• _A tarefa_: No trecho sobre a ocupação da Izidora, qual era o nome da militante pelo direito à moradia que foi assassinada na região?

• _Trecho selecionado_:
──────────────────────────────

Em seus primeiros anos, os moradores tiveram que resistir a uma forte pressão pública e
privada para deixar o local, que atingiu seu auge justamente durante a Copa de 2014. Foi nessa
época que uma militante pelo direito à moradia foi assassinada na região. Rosa Leão era o seu
nome.
Abatidos, mas sem alternativas, os ocupantes decidiram ficar mesmo assim. Enquanto
transcorria o evento da FIFA, vez ou outra soava uma sirene na Izidora – sinal de que a polícia
cercava a região. Era corriqueiro que helicópteros sobrevoassem o local, atirando panfletos que
exigiam a saída imediata dos moradores, sob a ameaça de retirá-los a força caso não o fizessem.
Célio colocou a cozinha do bar a serviço da comunidade, e o estabelecimento funcionou
como uma espécie de QG da resistência. De lá, todos se aprontavam para os protestos na Cidade
Administrativa, sede do governo de Minas, e também recolhiam doações de alimentos e
organizavam as barricadas para impedir o avanço da polícia militar.
O conflito rapidamente cresceu de proporção, chamando a atenção de movimentos sociais,
que passaram a auxiliar os moradores. Em 2016, o Tribunal Internacional de Despejos, ligado à
ONU, apontou a Izidora como um dos conflitos por moradia mais significativos do planeta. No
mesmo ano, o presidente eleito do Brasil, Lula (PT), esteve na região, ouvindo as demandas dos
habitantes.
Nesse processo, muitos deles, como Charlene, foram se politizando. “Os poderosos não têm
um plano habitacional decente para a população carente, que se vê obrigada a escolher entre pagar o
aluguel e comprar comida. Essa é a nossa forma de pressionar o poder público a garantir o direito à
habitação”, disse ela.

──────────────────────────────

• _Dados exibidos_:
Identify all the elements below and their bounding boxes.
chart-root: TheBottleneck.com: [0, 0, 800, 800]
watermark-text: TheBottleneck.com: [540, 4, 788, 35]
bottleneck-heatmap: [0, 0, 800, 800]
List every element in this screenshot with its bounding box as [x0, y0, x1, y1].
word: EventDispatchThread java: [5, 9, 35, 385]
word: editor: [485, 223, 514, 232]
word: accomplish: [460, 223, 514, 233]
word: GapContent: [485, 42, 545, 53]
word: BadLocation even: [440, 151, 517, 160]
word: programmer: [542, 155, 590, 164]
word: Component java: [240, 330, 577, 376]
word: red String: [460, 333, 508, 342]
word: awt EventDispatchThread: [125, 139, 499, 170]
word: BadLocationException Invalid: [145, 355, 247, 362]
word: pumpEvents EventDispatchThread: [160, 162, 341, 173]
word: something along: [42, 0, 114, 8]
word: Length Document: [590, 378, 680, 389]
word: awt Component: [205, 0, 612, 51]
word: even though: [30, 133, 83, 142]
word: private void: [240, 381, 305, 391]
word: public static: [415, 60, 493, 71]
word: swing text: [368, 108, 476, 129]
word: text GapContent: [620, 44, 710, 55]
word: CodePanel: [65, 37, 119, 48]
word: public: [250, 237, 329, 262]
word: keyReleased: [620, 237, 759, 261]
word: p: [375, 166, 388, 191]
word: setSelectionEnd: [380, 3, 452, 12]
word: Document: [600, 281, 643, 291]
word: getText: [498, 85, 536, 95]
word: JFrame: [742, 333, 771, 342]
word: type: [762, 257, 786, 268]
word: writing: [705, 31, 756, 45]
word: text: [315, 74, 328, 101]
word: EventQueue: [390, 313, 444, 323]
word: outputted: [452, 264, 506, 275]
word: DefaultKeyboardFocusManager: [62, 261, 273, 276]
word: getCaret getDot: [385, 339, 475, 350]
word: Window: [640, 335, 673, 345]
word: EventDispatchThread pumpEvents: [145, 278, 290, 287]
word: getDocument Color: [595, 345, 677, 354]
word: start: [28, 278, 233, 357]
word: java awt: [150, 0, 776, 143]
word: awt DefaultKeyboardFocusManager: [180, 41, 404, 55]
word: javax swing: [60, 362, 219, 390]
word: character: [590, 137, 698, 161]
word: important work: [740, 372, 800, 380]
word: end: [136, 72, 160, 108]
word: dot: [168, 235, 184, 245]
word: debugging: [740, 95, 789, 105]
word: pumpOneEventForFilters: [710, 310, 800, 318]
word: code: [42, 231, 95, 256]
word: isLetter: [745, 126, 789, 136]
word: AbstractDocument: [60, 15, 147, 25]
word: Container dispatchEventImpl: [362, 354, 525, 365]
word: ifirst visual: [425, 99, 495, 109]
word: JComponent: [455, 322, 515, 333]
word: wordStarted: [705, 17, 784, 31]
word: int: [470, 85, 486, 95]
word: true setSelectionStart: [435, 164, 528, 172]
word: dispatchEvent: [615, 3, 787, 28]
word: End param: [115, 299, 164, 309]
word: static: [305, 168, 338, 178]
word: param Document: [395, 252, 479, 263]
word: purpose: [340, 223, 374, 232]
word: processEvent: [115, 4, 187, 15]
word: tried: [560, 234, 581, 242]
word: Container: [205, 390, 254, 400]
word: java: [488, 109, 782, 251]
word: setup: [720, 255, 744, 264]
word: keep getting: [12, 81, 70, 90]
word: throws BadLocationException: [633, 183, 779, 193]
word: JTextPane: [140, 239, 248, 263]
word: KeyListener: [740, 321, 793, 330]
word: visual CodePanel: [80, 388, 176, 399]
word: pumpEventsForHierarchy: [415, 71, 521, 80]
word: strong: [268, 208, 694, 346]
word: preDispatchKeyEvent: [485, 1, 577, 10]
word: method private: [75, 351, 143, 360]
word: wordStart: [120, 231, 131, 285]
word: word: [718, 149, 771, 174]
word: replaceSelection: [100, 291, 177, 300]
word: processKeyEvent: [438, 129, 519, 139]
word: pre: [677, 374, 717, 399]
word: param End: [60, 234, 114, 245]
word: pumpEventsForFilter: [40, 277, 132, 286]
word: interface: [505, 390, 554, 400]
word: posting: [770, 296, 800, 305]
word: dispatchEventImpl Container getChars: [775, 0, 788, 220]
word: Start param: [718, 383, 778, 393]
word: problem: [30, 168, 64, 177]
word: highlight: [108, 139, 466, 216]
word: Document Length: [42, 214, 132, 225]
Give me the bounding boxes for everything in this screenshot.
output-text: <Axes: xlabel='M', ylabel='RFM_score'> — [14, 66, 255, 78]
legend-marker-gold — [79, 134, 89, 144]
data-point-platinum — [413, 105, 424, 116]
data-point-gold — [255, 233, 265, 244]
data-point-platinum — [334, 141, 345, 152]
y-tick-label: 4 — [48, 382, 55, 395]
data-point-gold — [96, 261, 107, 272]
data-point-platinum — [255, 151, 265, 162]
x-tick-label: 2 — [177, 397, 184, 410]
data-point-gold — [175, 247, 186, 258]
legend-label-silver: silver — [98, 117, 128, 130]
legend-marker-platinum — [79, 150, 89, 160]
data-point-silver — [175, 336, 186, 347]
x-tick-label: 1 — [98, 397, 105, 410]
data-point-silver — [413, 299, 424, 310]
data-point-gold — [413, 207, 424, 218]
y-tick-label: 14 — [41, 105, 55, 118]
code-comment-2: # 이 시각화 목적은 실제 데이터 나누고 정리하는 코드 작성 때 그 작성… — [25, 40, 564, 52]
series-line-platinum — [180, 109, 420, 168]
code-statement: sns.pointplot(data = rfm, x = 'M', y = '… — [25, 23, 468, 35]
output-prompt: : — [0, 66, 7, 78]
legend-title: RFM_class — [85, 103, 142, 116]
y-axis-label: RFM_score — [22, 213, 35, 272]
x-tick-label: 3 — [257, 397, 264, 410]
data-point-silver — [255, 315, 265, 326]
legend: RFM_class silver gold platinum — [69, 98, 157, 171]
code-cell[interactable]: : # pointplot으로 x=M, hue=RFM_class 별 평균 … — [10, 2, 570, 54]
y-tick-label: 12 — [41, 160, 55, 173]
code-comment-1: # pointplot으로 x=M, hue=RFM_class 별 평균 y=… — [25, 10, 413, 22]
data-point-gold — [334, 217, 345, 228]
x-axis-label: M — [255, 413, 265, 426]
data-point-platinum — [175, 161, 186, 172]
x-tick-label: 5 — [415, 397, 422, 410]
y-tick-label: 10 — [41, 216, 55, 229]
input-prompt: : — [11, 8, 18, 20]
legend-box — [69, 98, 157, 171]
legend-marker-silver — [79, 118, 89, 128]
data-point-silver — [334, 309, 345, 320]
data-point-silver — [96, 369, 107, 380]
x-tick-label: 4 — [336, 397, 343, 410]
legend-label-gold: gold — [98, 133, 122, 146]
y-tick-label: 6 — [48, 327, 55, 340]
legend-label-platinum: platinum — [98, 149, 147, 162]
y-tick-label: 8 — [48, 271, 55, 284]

──────────────────────────────

• _Resposta escrita_: Rosa Leão.